▶ [What you are asked to do]:
Go through the listing below and list every line with "otros".

▶ [Excerpt from a dataset]:

>> Start

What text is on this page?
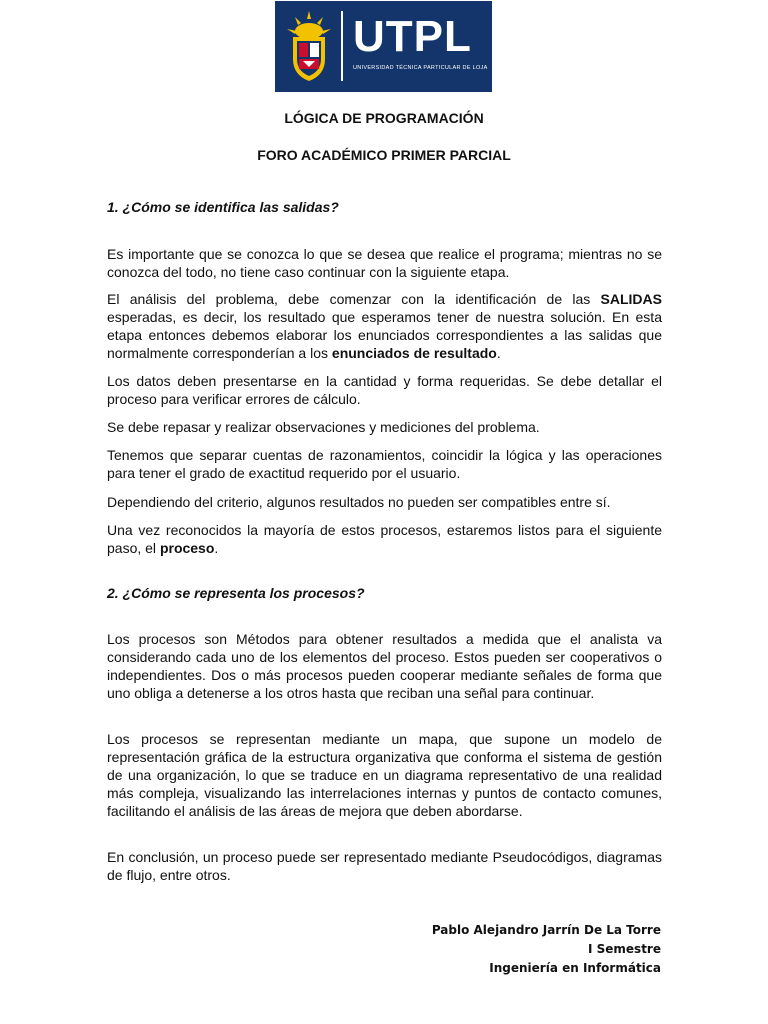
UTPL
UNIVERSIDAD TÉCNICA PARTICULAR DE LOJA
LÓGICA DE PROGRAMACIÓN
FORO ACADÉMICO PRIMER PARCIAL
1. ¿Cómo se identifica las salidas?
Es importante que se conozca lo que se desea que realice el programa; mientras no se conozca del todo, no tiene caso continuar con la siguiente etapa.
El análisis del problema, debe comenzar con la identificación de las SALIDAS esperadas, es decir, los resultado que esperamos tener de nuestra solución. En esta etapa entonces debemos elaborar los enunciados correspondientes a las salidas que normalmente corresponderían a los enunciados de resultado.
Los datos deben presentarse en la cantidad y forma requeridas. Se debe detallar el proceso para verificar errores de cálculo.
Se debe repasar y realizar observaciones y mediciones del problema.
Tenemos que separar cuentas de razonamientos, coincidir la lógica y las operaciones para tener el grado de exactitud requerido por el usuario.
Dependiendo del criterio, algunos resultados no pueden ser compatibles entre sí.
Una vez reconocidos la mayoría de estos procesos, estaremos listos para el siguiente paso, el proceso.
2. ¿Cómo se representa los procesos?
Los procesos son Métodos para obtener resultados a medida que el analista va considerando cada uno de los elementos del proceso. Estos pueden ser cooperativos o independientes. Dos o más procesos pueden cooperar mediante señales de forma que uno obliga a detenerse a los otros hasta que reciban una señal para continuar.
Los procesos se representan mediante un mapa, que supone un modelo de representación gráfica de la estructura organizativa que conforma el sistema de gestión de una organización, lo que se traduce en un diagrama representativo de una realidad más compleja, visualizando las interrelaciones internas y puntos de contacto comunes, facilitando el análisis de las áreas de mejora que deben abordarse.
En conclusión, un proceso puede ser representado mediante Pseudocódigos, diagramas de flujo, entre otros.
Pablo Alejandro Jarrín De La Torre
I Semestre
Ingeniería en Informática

>> End
>> Start

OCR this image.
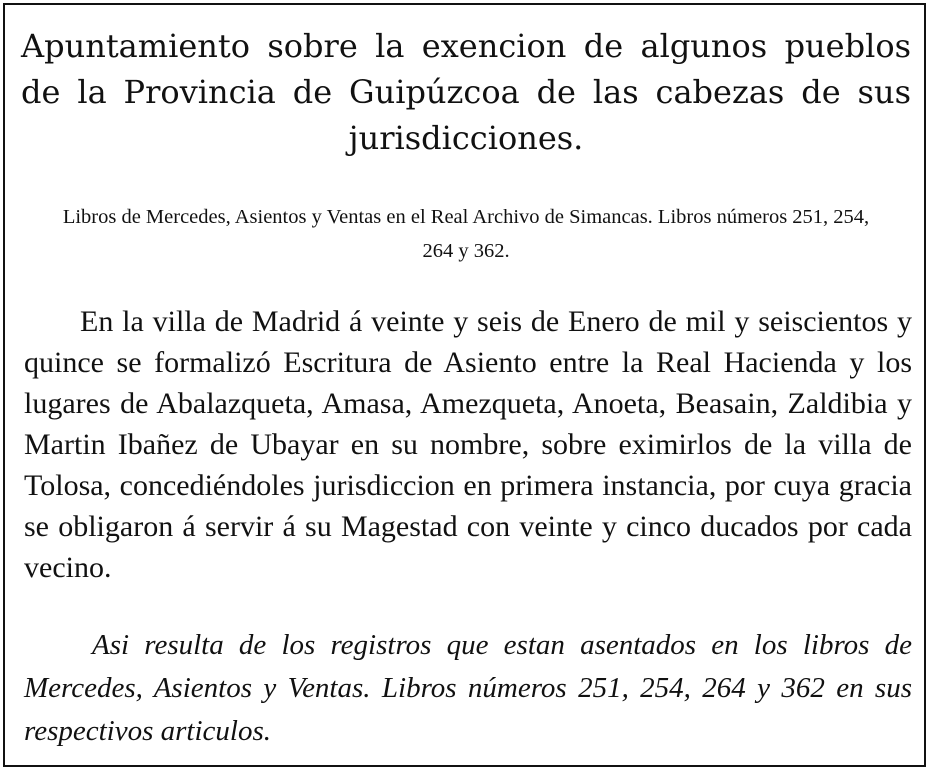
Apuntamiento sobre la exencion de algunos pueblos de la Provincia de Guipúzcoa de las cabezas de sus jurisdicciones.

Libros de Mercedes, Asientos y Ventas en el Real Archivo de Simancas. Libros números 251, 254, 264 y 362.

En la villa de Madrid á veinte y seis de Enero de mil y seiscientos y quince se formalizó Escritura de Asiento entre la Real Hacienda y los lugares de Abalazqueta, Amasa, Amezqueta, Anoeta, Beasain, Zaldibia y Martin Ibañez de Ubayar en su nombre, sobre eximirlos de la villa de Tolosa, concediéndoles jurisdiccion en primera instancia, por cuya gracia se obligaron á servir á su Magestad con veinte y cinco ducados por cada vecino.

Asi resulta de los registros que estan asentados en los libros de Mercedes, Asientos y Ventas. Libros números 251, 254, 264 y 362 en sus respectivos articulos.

>> End

▶ [Written answer]:
Los procesos son Métodos para obtener resultados a medida que el analista va considerando cada uno de los elementos del proceso. Estos pueden ser cooperativos o independientes. Dos o más procesos pueden cooperar mediante señales de forma que uno obliga a detenerse a los otros hasta que reciban una señal para continuar.
En conclusión, un proceso puede ser representado mediante Pseudocódigos, diagramas de flujo, entre otros.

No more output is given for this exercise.